Record extracts:
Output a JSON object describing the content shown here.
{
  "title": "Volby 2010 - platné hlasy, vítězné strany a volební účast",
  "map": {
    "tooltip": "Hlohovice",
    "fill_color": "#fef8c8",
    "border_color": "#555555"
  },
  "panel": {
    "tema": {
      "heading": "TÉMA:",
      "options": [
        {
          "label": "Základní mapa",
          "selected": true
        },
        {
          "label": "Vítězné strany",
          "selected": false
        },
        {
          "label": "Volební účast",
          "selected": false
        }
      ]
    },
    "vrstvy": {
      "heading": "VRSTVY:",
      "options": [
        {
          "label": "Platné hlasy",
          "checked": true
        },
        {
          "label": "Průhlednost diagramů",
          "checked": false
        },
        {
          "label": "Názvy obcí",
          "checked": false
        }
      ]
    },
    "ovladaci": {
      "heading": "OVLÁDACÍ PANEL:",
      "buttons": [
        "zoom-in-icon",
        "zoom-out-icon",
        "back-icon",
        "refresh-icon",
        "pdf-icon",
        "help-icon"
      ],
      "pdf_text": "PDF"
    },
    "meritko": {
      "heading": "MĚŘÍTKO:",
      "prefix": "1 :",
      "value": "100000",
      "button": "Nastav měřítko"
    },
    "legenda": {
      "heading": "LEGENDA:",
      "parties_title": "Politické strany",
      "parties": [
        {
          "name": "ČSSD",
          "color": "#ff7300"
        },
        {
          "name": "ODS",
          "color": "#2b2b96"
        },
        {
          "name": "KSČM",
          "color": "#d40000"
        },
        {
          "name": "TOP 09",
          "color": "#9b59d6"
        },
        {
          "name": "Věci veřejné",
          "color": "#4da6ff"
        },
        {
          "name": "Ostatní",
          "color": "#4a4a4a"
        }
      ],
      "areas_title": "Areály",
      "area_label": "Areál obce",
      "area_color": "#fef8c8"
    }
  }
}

Description of the task: Copy every line of the records word for word.

Solution:
Output a JSON object describing the content shown here.
{
  "title": "Volby 2010 - platné hlasy, vítězné strany a volební účast",
  "map": {
    "tooltip": "Hlohovice",
    "fill_color": "#fef8c8",
    "border_color": "#555555"
  },
  "panel": {
    "tema": {
      "heading": "TÉMA:",
      "options": [
        {
          "label": "Základní mapa",
          "selected": true
        },
        {
          "label": "Vítězné strany",
          "selected": false
        },
        {
          "label": "Volební účast",
          "selected": false
        }
      ]
    },
    "vrstvy": {
      "heading": "VRSTVY:",
      "options": [
        {
          "label": "Platné hlasy",
          "checked": true
        },
        {
          "label": "Průhlednost diagramů",
          "checked": false
        },
        {
          "label": "Názvy obcí",
          "checked": false
        }
      ]
    },
    "ovladaci": {
      "heading": "OVLÁDACÍ PANEL:",
      "buttons": [
        "zoom-in-icon",
        "zoom-out-icon",
        "back-icon",
        "refresh-icon",
        "pdf-icon",
        "help-icon"
      ],
      "pdf_text": "PDF"
    },
    "meritko": {
      "heading": "MĚŘÍTKO:",
      "prefix": "1 :",
      "value": "100000",
      "button": "Nastav měřítko"
    },
    "legenda": {
      "heading": "LEGENDA:",
      "parties_title": "Politické strany",
      "parties": [
        {
          "name": "ČSSD",
          "color": "#ff7300"
        },
        {
          "name": "ODS",
          "color": "#2b2b96"
        },
        {
          "name": "KSČM",
          "color": "#d40000"
        },
        {
          "name": "TOP 09",
          "color": "#9b59d6"
        },
        {
          "name": "Věci veřejné",
          "color": "#4da6ff"
        },
        {
          "name": "Ostatní",
          "color": "#4a4a4a"
        }
      ],
      "areas_title": "Areály",
      "area_label": "Areál obce",
      "area_color": "#fef8c8"
    }
  }
}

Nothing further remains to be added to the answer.